What the task requires
How many lines of these records hold the string "this"? Reply with the number alone.

Records from a collection
-------------------------

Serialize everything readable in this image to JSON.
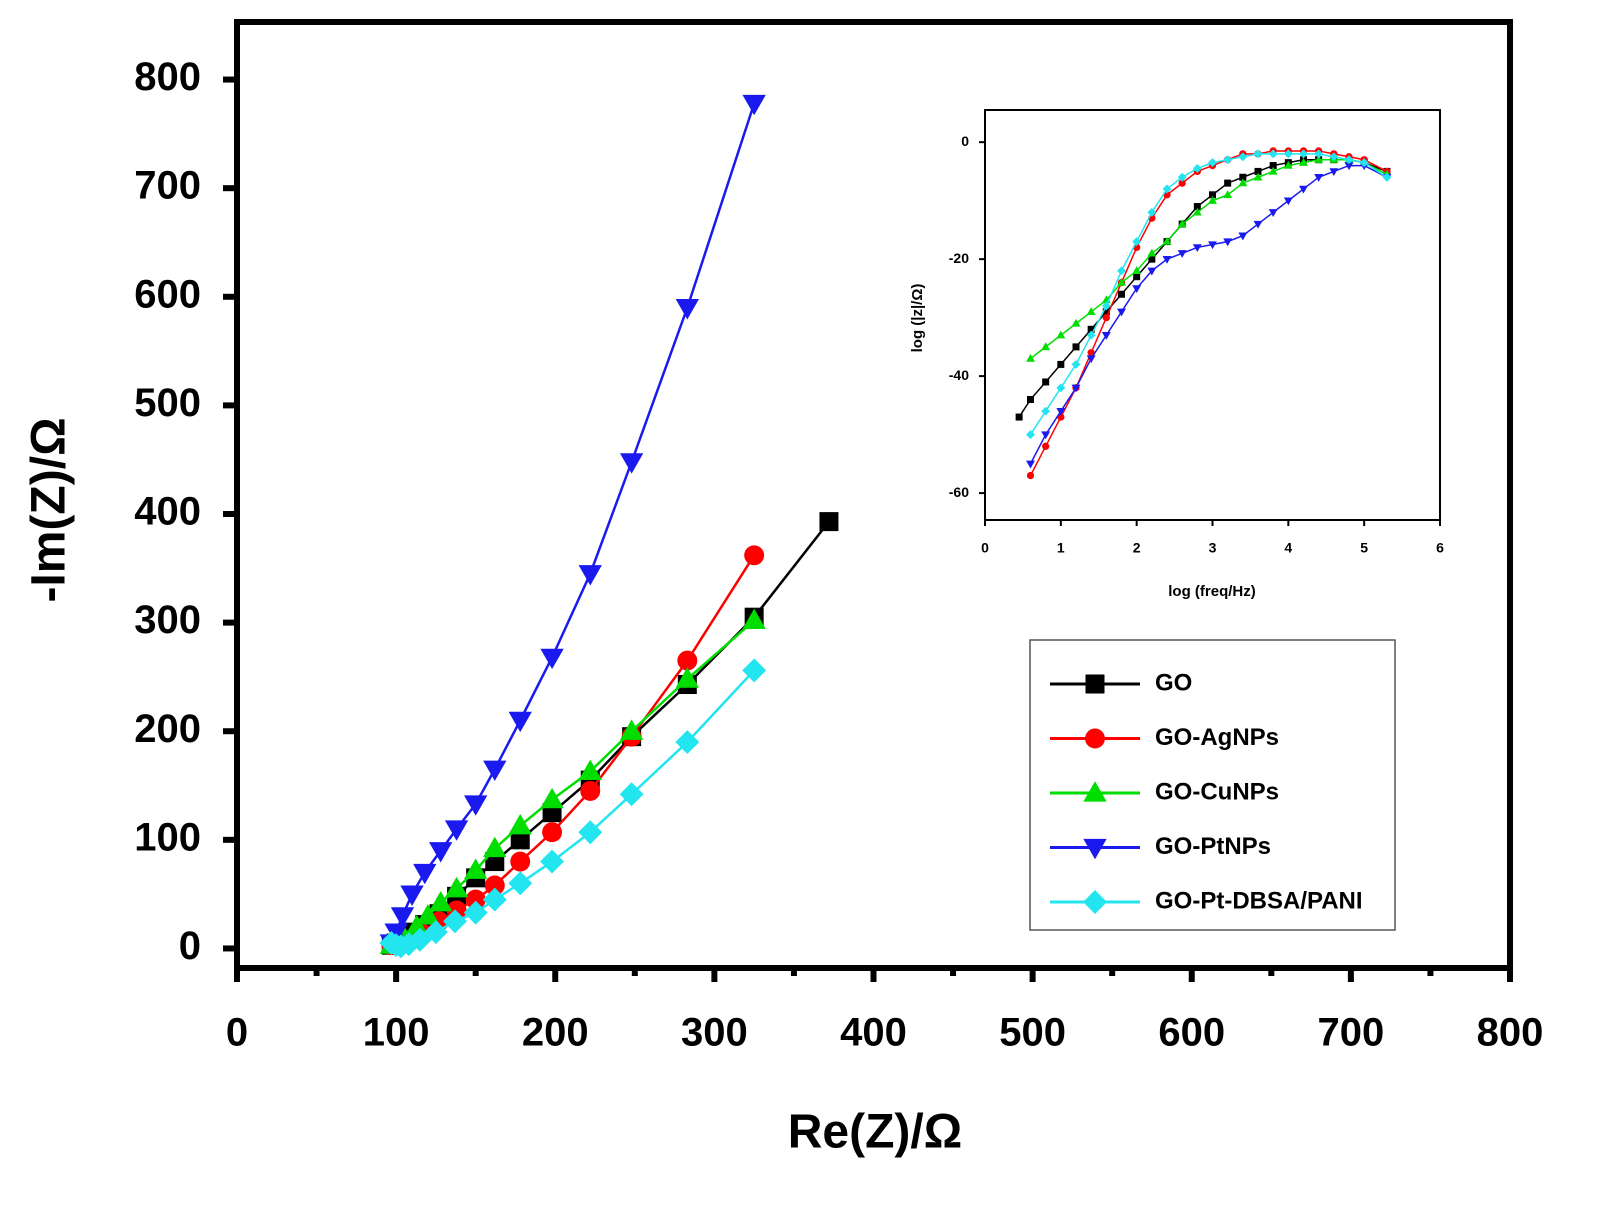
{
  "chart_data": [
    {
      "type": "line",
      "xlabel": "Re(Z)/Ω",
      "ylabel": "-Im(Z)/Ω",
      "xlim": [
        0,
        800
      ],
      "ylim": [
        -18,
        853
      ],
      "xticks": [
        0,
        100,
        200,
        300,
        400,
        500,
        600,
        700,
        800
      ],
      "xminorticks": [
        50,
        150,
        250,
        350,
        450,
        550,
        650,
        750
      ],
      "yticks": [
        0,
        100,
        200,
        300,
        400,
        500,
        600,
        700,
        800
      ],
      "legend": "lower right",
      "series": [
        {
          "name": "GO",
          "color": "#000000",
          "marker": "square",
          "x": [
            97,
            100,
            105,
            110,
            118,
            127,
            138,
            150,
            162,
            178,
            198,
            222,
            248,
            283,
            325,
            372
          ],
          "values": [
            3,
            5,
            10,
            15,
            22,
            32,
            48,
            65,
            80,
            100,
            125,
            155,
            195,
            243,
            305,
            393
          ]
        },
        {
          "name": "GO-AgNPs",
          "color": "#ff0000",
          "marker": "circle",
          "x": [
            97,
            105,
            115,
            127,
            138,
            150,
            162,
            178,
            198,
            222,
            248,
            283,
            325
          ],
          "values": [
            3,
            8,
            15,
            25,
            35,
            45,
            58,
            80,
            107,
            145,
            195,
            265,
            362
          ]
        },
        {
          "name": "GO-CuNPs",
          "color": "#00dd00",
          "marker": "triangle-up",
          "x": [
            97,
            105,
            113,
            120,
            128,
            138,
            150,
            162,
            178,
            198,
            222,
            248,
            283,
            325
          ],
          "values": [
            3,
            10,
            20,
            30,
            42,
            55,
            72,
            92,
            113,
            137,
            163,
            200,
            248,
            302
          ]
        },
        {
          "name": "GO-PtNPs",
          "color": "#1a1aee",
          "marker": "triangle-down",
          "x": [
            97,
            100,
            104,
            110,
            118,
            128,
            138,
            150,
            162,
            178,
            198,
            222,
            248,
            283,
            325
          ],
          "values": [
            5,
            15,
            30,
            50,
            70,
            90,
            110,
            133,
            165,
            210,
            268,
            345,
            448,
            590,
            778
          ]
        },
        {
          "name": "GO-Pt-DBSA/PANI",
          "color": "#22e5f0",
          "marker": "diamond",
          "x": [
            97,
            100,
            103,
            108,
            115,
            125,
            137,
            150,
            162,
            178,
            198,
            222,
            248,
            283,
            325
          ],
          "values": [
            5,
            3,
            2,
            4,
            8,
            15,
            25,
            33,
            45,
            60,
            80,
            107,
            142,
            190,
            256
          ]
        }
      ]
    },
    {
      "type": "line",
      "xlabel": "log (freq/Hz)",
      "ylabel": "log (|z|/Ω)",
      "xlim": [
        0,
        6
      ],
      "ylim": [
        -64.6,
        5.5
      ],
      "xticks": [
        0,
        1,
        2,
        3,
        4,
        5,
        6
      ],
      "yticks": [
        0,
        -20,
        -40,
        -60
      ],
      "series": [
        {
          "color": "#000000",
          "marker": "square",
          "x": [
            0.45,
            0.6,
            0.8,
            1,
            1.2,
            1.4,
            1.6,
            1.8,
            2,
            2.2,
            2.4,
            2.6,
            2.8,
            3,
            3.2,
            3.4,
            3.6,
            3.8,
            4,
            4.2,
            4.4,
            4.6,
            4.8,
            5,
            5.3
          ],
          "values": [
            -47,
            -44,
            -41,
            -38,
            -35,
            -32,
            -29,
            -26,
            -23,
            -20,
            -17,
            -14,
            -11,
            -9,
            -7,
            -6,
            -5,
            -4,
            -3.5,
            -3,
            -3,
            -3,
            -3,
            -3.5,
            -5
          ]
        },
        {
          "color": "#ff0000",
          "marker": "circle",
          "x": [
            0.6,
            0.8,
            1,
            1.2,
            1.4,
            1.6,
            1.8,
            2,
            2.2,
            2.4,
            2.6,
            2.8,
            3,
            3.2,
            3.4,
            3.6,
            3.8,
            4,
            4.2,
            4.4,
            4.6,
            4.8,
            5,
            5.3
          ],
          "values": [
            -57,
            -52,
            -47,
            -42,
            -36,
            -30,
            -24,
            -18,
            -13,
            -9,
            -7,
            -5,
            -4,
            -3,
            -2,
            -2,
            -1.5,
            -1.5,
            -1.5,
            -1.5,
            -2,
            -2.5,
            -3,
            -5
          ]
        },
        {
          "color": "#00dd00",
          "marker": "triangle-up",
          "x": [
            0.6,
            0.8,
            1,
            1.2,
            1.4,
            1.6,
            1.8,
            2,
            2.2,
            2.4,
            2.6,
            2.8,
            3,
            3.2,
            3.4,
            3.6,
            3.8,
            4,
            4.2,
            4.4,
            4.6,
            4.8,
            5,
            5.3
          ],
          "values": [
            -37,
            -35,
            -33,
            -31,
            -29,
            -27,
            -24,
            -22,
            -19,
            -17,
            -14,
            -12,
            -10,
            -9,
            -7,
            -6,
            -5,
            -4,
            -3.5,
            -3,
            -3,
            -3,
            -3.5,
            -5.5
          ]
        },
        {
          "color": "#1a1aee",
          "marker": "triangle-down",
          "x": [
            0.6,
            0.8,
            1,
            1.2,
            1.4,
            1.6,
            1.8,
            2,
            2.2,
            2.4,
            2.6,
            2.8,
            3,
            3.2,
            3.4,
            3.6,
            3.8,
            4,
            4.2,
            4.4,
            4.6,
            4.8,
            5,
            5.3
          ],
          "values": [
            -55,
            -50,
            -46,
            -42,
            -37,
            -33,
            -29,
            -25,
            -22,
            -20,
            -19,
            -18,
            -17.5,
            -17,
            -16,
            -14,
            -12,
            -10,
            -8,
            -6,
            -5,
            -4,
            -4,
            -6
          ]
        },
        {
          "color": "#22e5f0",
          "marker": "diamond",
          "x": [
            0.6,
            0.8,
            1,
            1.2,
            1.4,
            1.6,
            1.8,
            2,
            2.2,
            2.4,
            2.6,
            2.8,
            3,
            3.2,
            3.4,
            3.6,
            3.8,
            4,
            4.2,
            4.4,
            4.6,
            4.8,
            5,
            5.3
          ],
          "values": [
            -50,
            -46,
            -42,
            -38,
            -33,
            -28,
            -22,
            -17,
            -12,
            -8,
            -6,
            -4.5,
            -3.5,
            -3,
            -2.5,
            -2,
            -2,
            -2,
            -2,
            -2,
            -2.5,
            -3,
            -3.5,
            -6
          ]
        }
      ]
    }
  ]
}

-------------------------

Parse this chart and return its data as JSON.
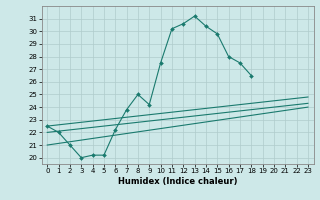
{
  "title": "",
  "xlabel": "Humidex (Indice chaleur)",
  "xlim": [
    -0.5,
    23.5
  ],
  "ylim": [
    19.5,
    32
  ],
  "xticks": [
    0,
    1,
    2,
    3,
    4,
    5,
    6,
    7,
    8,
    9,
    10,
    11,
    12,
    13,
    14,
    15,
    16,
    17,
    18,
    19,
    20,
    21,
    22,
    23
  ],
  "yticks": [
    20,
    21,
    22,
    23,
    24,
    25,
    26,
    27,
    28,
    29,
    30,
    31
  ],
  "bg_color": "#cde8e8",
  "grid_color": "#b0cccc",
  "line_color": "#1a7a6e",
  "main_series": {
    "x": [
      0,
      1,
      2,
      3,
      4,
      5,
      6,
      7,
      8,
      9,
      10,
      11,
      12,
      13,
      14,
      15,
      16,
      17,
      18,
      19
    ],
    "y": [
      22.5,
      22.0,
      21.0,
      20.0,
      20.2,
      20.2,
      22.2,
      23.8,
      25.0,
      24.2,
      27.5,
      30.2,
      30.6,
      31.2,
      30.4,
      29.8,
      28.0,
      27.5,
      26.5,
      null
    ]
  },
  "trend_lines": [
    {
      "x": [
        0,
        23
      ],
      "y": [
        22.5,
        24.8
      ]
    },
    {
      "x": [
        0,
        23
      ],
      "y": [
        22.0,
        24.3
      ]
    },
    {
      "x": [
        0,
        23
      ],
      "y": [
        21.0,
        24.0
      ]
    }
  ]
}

-------------------------

Task result
2